▸ **Task requirements**: Please reproduce every record, keeping each one exactly as written.

▸ **Excerpted records**:
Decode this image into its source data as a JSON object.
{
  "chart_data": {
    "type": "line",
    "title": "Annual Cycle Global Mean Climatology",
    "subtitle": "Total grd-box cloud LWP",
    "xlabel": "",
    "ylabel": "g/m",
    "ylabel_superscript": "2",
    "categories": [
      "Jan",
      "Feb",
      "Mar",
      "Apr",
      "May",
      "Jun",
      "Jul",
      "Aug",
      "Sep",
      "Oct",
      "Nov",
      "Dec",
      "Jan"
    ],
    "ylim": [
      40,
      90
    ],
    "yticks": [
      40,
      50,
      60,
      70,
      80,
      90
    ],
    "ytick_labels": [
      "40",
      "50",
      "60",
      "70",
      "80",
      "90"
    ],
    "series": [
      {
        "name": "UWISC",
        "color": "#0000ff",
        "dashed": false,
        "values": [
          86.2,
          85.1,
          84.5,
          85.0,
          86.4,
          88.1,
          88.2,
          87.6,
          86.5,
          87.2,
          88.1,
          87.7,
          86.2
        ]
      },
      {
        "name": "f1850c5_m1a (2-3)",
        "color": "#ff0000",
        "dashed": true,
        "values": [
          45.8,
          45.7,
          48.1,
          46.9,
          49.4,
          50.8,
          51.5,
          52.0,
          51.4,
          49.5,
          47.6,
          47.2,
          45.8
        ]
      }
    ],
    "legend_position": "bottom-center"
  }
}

▸ **Reply to the task**:
Decode this image into its source data as a JSON object.
{
  "chart_data": {
    "type": "line",
    "title": "Annual Cycle Global Mean Climatology",
    "subtitle": "Total grd-box cloud LWP",
    "xlabel": "",
    "ylabel": "g/m",
    "ylabel_superscript": "2",
    "categories": [
      "Jan",
      "Feb",
      "Mar",
      "Apr",
      "May",
      "Jun",
      "Jul",
      "Aug",
      "Sep",
      "Oct",
      "Nov",
      "Dec",
      "Jan"
    ],
    "ylim": [
      40,
      90
    ],
    "yticks": [
      40,
      50,
      60,
      70,
      80,
      90
    ],
    "ytick_labels": [
      "40",
      "50",
      "60",
      "70",
      "80",
      "90"
    ],
    "series": [
      {
        "name": "UWISC",
        "color": "#0000ff",
        "dashed": false,
        "values": [
          86.2,
          85.1,
          84.5,
          85.0,
          86.4,
          88.1,
          88.2,
          87.6,
          86.5,
          87.2,
          88.1,
          87.7,
          86.2
        ]
      },
      {
        "name": "f1850c5_m1a (2-3)",
        "color": "#ff0000",
        "dashed": true,
        "values": [
          45.8,
          45.7,
          48.1,
          46.9,
          49.4,
          50.8,
          51.5,
          52.0,
          51.4,
          49.5,
          47.6,
          47.2,
          45.8
        ]
      }
    ],
    "legend_position": "bottom-center"
  }
}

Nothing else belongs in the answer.